- **Brief**:
Extract every line of the material below and reproduce it faithfully.

- **Data for the task**:
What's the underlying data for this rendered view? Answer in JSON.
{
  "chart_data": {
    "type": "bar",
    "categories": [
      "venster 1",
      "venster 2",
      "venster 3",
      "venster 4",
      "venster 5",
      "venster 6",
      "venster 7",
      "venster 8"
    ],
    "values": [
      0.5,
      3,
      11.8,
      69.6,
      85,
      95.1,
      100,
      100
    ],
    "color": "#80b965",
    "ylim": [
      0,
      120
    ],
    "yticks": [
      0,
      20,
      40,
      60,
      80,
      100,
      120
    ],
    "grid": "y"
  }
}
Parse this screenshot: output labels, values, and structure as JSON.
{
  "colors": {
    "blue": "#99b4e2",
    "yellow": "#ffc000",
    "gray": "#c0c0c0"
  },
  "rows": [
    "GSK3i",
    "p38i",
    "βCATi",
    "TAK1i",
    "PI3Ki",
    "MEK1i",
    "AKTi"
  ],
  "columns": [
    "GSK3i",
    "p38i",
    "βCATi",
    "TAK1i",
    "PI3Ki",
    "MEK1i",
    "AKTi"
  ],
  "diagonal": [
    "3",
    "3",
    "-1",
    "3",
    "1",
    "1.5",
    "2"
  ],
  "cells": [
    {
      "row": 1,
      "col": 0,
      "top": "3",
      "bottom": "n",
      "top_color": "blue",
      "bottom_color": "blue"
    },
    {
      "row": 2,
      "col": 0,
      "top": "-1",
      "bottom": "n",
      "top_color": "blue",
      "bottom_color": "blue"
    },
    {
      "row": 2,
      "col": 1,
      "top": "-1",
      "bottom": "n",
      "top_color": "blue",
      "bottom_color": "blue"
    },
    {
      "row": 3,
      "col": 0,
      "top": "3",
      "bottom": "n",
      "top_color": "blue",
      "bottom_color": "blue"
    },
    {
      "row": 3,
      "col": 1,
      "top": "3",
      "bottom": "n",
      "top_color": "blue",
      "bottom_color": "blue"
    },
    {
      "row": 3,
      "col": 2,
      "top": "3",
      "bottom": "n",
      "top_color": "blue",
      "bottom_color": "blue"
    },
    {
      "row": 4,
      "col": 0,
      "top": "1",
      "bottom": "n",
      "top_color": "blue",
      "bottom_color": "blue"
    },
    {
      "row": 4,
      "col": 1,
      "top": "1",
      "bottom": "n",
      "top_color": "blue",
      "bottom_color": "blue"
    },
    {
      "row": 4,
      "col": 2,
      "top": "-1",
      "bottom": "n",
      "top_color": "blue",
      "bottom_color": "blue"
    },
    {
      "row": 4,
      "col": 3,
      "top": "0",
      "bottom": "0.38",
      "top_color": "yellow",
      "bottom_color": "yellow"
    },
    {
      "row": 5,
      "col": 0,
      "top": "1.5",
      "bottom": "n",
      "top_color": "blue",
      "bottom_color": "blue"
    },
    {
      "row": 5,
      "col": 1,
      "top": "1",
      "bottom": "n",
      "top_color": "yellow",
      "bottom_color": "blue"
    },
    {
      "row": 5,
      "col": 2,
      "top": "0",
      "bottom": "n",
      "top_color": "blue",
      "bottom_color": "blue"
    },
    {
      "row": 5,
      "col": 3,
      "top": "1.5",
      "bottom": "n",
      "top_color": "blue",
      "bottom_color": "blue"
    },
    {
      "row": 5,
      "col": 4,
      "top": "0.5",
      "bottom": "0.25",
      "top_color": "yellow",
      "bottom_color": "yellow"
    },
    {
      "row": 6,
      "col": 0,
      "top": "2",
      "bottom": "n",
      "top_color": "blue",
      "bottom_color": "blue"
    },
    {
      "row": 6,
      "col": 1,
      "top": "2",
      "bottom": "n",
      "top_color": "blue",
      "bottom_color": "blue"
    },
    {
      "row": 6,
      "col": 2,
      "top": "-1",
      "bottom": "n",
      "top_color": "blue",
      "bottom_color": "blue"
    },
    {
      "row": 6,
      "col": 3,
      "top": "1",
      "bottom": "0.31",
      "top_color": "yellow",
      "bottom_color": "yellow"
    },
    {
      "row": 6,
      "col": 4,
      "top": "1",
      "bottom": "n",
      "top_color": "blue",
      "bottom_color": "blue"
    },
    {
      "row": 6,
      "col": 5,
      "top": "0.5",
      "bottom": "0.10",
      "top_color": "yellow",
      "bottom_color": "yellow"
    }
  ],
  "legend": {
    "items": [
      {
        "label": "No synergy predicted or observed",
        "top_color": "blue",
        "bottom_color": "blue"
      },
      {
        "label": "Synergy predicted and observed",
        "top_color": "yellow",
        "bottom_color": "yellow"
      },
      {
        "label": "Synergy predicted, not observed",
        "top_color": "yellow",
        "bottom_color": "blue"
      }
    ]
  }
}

- **Task result**:
What's the underlying data for this rendered view? Answer in JSON.
{
  "chart_data": {
    "type": "bar",
    "categories": [
      "venster 1",
      "venster 2",
      "venster 3",
      "venster 4",
      "venster 5",
      "venster 6",
      "venster 7",
      "venster 8"
    ],
    "values": [
      0.5,
      3,
      11.8,
      69.6,
      85,
      95.1,
      100,
      100
    ],
    "color": "#80b965",
    "ylim": [
      0,
      120
    ],
    "yticks": [
      0,
      20,
      40,
      60,
      80,
      100,
      120
    ],
    "grid": "y"
  }
}
Parse this screenshot: output labels, values, and structure as JSON.
{
  "colors": {
    "blue": "#99b4e2",
    "yellow": "#ffc000",
    "gray": "#c0c0c0"
  },
  "rows": [
    "GSK3i",
    "p38i",
    "βCATi",
    "TAK1i",
    "PI3Ki",
    "MEK1i",
    "AKTi"
  ],
  "columns": [
    "GSK3i",
    "p38i",
    "βCATi",
    "TAK1i",
    "PI3Ki",
    "MEK1i",
    "AKTi"
  ],
  "diagonal": [
    "3",
    "3",
    "-1",
    "3",
    "1",
    "1.5",
    "2"
  ],
  "cells": [
    {
      "row": 1,
      "col": 0,
      "top": "3",
      "bottom": "n",
      "top_color": "blue",
      "bottom_color": "blue"
    },
    {
      "row": 2,
      "col": 0,
      "top": "-1",
      "bottom": "n",
      "top_color": "blue",
      "bottom_color": "blue"
    },
    {
      "row": 2,
      "col": 1,
      "top": "-1",
      "bottom": "n",
      "top_color": "blue",
      "bottom_color": "blue"
    },
    {
      "row": 3,
      "col": 0,
      "top": "3",
      "bottom": "n",
      "top_color": "blue",
      "bottom_color": "blue"
    },
    {
      "row": 3,
      "col": 1,
      "top": "3",
      "bottom": "n",
      "top_color": "blue",
      "bottom_color": "blue"
    },
    {
      "row": 3,
      "col": 2,
      "top": "3",
      "bottom": "n",
      "top_color": "blue",
      "bottom_color": "blue"
    },
    {
      "row": 4,
      "col": 0,
      "top": "1",
      "bottom": "n",
      "top_color": "blue",
      "bottom_color": "blue"
    },
    {
      "row": 4,
      "col": 1,
      "top": "1",
      "bottom": "n",
      "top_color": "blue",
      "bottom_color": "blue"
    },
    {
      "row": 4,
      "col": 2,
      "top": "-1",
      "bottom": "n",
      "top_color": "blue",
      "bottom_color": "blue"
    },
    {
      "row": 4,
      "col": 3,
      "top": "0",
      "bottom": "0.38",
      "top_color": "yellow",
      "bottom_color": "yellow"
    },
    {
      "row": 5,
      "col": 0,
      "top": "1.5",
      "bottom": "n",
      "top_color": "blue",
      "bottom_color": "blue"
    },
    {
      "row": 5,
      "col": 1,
      "top": "1",
      "bottom": "n",
      "top_color": "yellow",
      "bottom_color": "blue"
    },
    {
      "row": 5,
      "col": 2,
      "top": "0",
      "bottom": "n",
      "top_color": "blue",
      "bottom_color": "blue"
    },
    {
      "row": 5,
      "col": 3,
      "top": "1.5",
      "bottom": "n",
      "top_color": "blue",
      "bottom_color": "blue"
    },
    {
      "row": 5,
      "col": 4,
      "top": "0.5",
      "bottom": "0.25",
      "top_color": "yellow",
      "bottom_color": "yellow"
    },
    {
      "row": 6,
      "col": 0,
      "top": "2",
      "bottom": "n",
      "top_color": "blue",
      "bottom_color": "blue"
    },
    {
      "row": 6,
      "col": 1,
      "top": "2",
      "bottom": "n",
      "top_color": "blue",
      "bottom_color": "blue"
    },
    {
      "row": 6,
      "col": 2,
      "top": "-1",
      "bottom": "n",
      "top_color": "blue",
      "bottom_color": "blue"
    },
    {
      "row": 6,
      "col": 3,
      "top": "1",
      "bottom": "0.31",
      "top_color": "yellow",
      "bottom_color": "yellow"
    },
    {
      "row": 6,
      "col": 4,
      "top": "1",
      "bottom": "n",
      "top_color": "blue",
      "bottom_color": "blue"
    },
    {
      "row": 6,
      "col": 5,
      "top": "0.5",
      "bottom": "0.10",
      "top_color": "yellow",
      "bottom_color": "yellow"
    }
  ],
  "legend": {
    "items": [
      {
        "label": "No synergy predicted or observed",
        "top_color": "blue",
        "bottom_color": "blue"
      },
      {
        "label": "Synergy predicted and observed",
        "top_color": "yellow",
        "bottom_color": "yellow"
      },
      {
        "label": "Synergy predicted, not observed",
        "top_color": "yellow",
        "bottom_color": "blue"
      }
    ]
  }
}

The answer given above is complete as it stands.